Input rows:
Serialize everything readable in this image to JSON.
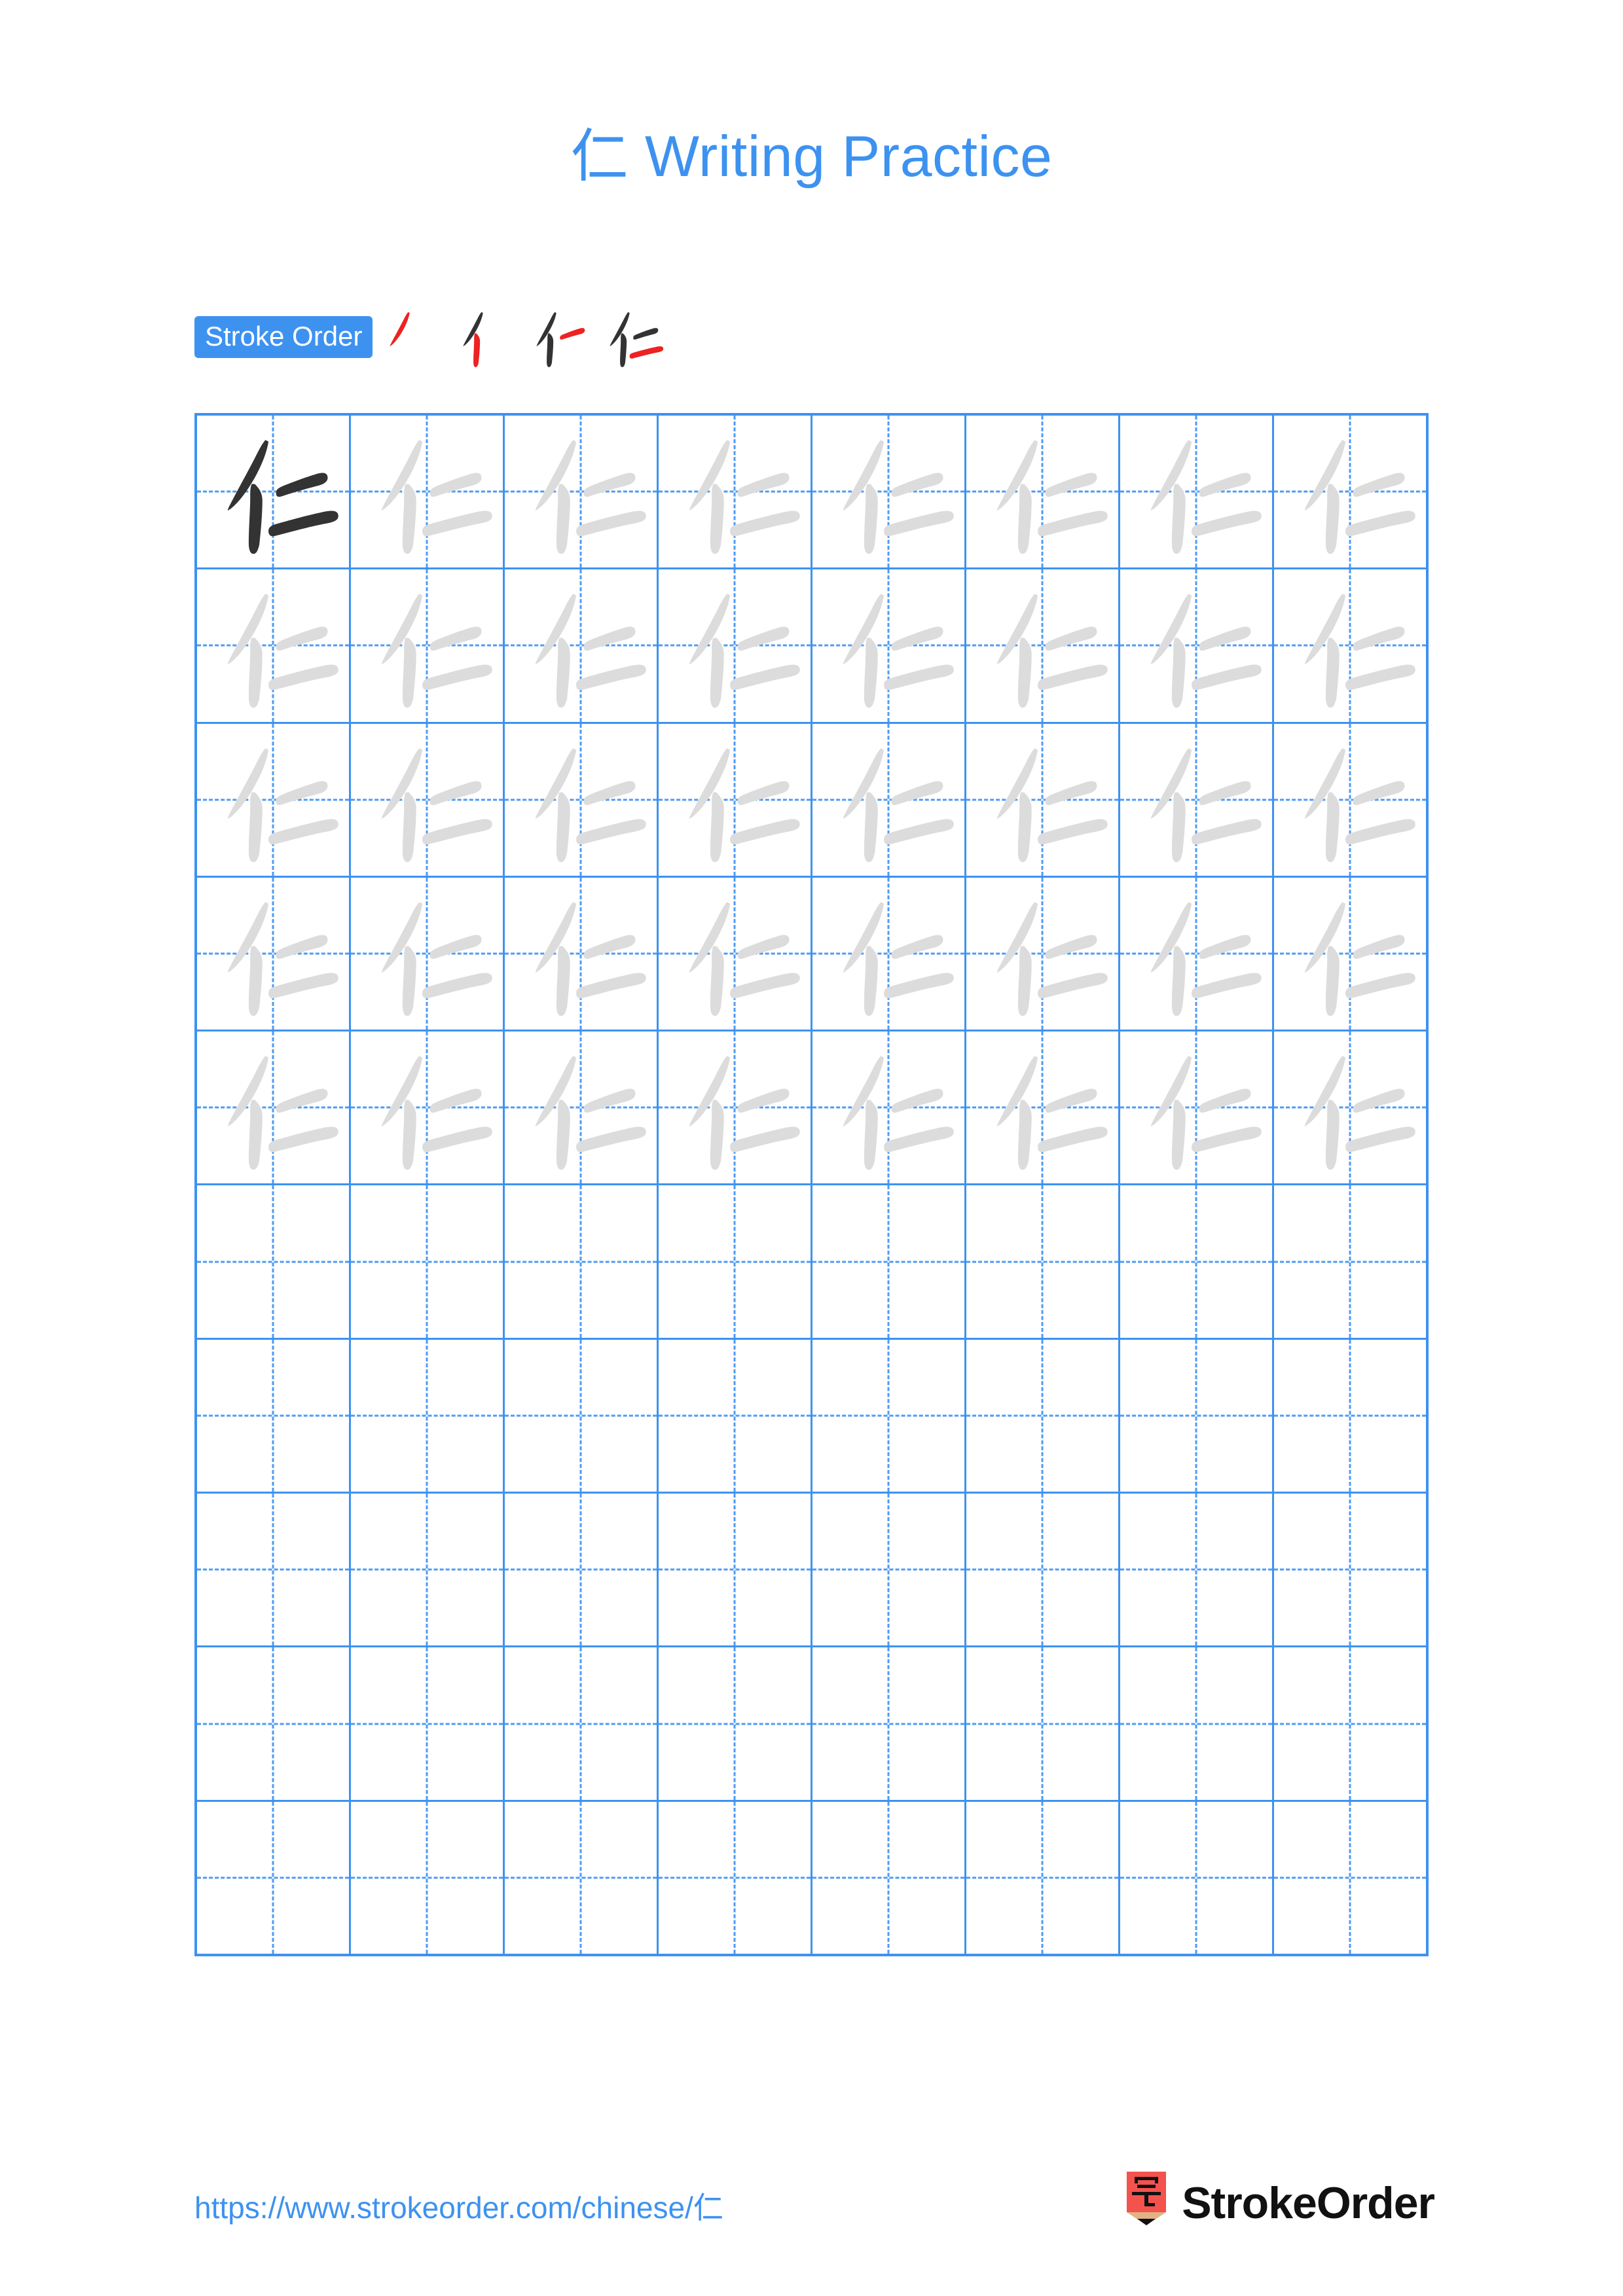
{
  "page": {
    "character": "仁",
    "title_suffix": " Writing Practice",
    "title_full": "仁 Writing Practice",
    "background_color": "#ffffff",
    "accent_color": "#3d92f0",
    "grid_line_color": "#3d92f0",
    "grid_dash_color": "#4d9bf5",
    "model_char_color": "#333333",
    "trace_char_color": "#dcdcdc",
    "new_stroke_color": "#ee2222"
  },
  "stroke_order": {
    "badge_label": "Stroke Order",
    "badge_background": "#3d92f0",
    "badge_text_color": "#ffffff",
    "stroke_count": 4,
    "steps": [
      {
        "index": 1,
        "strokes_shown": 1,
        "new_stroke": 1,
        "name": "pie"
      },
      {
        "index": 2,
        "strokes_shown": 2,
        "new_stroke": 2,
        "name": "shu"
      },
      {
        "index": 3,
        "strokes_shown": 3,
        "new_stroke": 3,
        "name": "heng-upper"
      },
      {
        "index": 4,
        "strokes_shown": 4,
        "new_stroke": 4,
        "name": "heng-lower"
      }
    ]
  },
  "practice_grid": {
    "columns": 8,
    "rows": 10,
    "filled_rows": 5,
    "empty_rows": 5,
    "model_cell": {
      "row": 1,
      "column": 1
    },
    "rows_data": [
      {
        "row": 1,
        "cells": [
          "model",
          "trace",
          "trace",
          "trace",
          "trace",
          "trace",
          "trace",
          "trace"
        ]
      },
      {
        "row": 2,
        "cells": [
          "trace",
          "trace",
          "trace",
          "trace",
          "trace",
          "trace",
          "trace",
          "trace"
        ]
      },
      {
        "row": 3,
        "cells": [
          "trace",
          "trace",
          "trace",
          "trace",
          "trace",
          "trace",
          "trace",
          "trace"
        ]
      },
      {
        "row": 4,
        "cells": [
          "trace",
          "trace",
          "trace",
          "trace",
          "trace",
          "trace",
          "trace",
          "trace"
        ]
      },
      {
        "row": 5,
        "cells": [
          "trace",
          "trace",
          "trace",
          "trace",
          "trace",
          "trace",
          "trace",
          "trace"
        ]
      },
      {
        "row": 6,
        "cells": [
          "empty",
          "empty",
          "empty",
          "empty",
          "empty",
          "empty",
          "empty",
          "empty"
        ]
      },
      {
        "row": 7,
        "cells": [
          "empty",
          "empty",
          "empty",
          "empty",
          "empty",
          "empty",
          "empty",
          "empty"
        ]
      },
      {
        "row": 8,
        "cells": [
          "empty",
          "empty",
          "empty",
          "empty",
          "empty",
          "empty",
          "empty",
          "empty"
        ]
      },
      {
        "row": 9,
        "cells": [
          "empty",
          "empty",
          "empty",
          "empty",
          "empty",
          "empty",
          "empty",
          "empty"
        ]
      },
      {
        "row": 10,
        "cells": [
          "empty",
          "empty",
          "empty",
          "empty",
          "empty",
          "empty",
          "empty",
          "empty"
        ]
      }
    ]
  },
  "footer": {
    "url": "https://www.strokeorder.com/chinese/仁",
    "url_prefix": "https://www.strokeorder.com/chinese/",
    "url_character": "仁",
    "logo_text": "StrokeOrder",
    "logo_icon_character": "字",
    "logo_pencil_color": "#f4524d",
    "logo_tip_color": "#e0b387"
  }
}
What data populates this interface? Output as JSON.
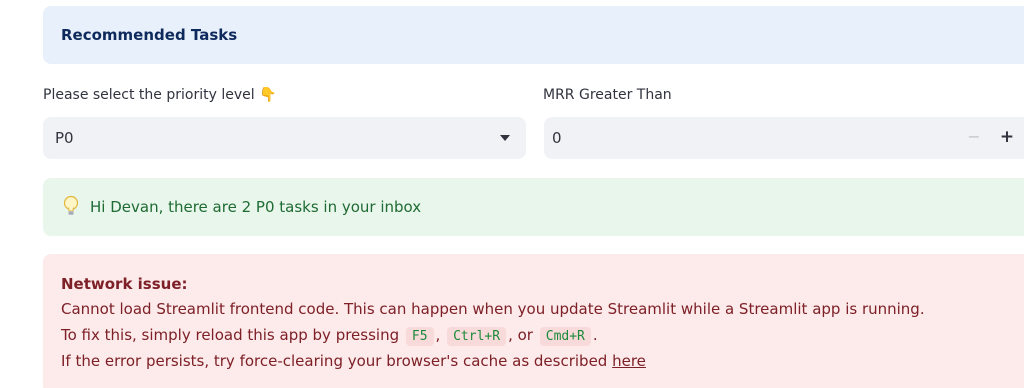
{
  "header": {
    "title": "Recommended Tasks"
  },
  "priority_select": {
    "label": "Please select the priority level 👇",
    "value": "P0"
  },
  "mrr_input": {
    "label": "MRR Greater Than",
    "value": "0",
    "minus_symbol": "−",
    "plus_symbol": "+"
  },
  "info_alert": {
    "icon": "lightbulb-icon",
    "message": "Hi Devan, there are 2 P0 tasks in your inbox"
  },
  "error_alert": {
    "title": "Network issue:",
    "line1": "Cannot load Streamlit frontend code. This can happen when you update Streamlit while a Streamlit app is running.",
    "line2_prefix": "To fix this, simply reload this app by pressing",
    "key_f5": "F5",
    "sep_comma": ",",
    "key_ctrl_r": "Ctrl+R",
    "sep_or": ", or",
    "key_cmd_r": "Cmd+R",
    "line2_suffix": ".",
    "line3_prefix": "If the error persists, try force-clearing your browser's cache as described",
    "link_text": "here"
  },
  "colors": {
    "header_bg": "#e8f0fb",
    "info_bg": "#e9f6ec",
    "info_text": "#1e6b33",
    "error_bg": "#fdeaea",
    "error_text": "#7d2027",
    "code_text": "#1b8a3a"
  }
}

To be done:
Read the entries and show each line that mentions "Writing".

Reply to the task:
    "title_suffix": " Writing Practice",
    "title_full": "仁 Writing Practice",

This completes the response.